[Begin]
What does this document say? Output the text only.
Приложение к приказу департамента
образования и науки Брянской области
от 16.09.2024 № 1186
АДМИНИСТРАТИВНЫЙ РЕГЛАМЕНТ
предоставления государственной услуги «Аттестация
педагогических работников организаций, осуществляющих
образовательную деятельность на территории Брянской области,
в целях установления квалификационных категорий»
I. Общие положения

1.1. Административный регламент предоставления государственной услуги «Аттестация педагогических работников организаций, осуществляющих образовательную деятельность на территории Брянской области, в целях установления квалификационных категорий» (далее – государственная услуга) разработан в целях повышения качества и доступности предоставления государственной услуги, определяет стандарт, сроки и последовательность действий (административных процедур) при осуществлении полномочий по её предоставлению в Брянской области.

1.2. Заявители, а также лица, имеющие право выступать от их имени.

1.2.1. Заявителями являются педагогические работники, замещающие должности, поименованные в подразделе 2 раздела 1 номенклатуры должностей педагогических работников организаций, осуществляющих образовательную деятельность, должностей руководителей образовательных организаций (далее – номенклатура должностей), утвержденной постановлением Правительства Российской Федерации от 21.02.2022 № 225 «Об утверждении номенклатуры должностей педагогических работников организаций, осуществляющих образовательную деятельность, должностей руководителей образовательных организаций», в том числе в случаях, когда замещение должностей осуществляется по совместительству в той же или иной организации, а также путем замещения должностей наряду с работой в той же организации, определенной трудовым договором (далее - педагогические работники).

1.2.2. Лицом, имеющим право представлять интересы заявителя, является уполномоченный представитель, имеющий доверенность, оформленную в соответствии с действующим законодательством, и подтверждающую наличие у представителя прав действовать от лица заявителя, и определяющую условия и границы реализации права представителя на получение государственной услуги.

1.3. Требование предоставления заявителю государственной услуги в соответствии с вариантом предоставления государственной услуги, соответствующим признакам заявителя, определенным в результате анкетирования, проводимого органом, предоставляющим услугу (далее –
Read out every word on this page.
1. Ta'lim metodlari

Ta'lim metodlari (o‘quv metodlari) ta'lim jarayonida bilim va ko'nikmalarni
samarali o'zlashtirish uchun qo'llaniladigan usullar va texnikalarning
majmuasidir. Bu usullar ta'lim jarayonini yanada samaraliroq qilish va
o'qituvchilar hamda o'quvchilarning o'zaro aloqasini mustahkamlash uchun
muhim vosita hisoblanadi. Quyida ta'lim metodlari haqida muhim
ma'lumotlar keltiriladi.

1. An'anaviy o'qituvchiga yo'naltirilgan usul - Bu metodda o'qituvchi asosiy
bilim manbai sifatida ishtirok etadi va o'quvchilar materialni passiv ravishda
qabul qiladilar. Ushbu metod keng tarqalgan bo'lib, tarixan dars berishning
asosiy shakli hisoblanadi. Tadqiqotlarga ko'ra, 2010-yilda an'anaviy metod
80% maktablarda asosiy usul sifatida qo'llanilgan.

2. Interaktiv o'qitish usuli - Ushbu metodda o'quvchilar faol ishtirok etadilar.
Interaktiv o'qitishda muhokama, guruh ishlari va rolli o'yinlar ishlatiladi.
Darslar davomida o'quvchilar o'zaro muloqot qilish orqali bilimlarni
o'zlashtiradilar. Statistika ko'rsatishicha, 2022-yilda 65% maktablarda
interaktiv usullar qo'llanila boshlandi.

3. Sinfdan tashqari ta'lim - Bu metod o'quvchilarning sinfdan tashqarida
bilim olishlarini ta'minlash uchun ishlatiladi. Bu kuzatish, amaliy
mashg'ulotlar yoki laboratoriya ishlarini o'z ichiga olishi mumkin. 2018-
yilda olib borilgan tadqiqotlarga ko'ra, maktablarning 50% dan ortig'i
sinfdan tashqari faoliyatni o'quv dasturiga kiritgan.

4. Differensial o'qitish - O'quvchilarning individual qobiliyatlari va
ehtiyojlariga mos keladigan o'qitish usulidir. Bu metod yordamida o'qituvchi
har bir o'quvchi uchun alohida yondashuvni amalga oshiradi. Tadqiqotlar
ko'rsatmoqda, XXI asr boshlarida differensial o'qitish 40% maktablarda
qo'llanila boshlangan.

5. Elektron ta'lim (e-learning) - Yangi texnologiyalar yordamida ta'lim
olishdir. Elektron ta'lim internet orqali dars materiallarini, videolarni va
[End]
WRITTEN EXERCISE:
Make a verbatim copy of every entry shown above.

REPLY:
What does this document say? Output the text only.
Приложение к приказу департамента
образования и науки Брянской области
от 16.09.2024 № 1186
АДМИНИСТРАТИВНЫЙ РЕГЛАМЕНТ
предоставления государственной услуги «Аттестация
педагогических работников организаций, осуществляющих
образовательную деятельность на территории Брянской области,
в целях установления квалификационных категорий»
I. Общие положения

1.1. Административный регламент предоставления государственной услуги «Аттестация педагогических работников организаций, осуществляющих образовательную деятельность на территории Брянской области, в целях установления квалификационных категорий» (далее – государственная услуга) разработан в целях повышения качества и доступности предоставления государственной услуги, определяет стандарт, сроки и последовательность действий (административных процедур) при осуществлении полномочий по её предоставлению в Брянской области.

1.2. Заявители, а также лица, имеющие право выступать от их имени.

1.2.1. Заявителями являются педагогические работники, замещающие должности, поименованные в подразделе 2 раздела 1 номенклатуры должностей педагогических работников организаций, осуществляющих образовательную деятельность, должностей руководителей образовательных организаций (далее – номенклатура должностей), утвержденной постановлением Правительства Российской Федерации от 21.02.2022 № 225 «Об утверждении номенклатуры должностей педагогических работников организаций, осуществляющих образовательную деятельность, должностей руководителей образовательных организаций», в том числе в случаях, когда замещение должностей осуществляется по совместительству в той же или иной организации, а также путем замещения должностей наряду с работой в той же организации, определенной трудовым договором (далее - педагогические работники).

1.2.2. Лицом, имеющим право представлять интересы заявителя, является уполномоченный представитель, имеющий доверенность, оформленную в соответствии с действующим законодательством, и подтверждающую наличие у представителя прав действовать от лица заявителя, и определяющую условия и границы реализации права представителя на получение государственной услуги.

1.3. Требование предоставления заявителю государственной услуги в соответствии с вариантом предоставления государственной услуги, соответствующим признакам заявителя, определенным в результате анкетирования, проводимого органом, предоставляющим услугу (далее –
Read out every word on this page.
1. Ta'lim metodlari

Ta'lim metodlari (o‘quv metodlari) ta'lim jarayonida bilim va ko'nikmalarni
samarali o'zlashtirish uchun qo'llaniladigan usullar va texnikalarning
majmuasidir. Bu usullar ta'lim jarayonini yanada samaraliroq qilish va
o'qituvchilar hamda o'quvchilarning o'zaro aloqasini mustahkamlash uchun
muhim vosita hisoblanadi. Quyida ta'lim metodlari haqida muhim
ma'lumotlar keltiriladi.

1. An'anaviy o'qituvchiga yo'naltirilgan usul - Bu metodda o'qituvchi asosiy
bilim manbai sifatida ishtirok etadi va o'quvchilar materialni passiv ravishda
qabul qiladilar. Ushbu metod keng tarqalgan bo'lib, tarixan dars berishning
asosiy shakli hisoblanadi. Tadqiqotlarga ko'ra, 2010-yilda an'anaviy metod
80% maktablarda asosiy usul sifatida qo'llanilgan.

2. Interaktiv o'qitish usuli - Ushbu metodda o'quvchilar faol ishtirok etadilar.
Interaktiv o'qitishda muhokama, guruh ishlari va rolli o'yinlar ishlatiladi.
Darslar davomida o'quvchilar o'zaro muloqot qilish orqali bilimlarni
o'zlashtiradilar. Statistika ko'rsatishicha, 2022-yilda 65% maktablarda
interaktiv usullar qo'llanila boshlandi.

3. Sinfdan tashqari ta'lim - Bu metod o'quvchilarning sinfdan tashqarida
bilim olishlarini ta'minlash uchun ishlatiladi. Bu kuzatish, amaliy
mashg'ulotlar yoki laboratoriya ishlarini o'z ichiga olishi mumkin. 2018-
yilda olib borilgan tadqiqotlarga ko'ra, maktablarning 50% dan ortig'i
sinfdan tashqari faoliyatni o'quv dasturiga kiritgan.

4. Differensial o'qitish - O'quvchilarning individual qobiliyatlari va
ehtiyojlariga mos keladigan o'qitish usulidir. Bu metod yordamida o'qituvchi
har bir o'quvchi uchun alohida yondashuvni amalga oshiradi. Tadqiqotlar
ko'rsatmoqda, XXI asr boshlarida differensial o'qitish 40% maktablarda
qo'llanila boshlangan.

5. Elektron ta'lim (e-learning) - Yangi texnologiyalar yordamida ta'lim
olishdir. Elektron ta'lim internet orqali dars materiallarini, videolarni va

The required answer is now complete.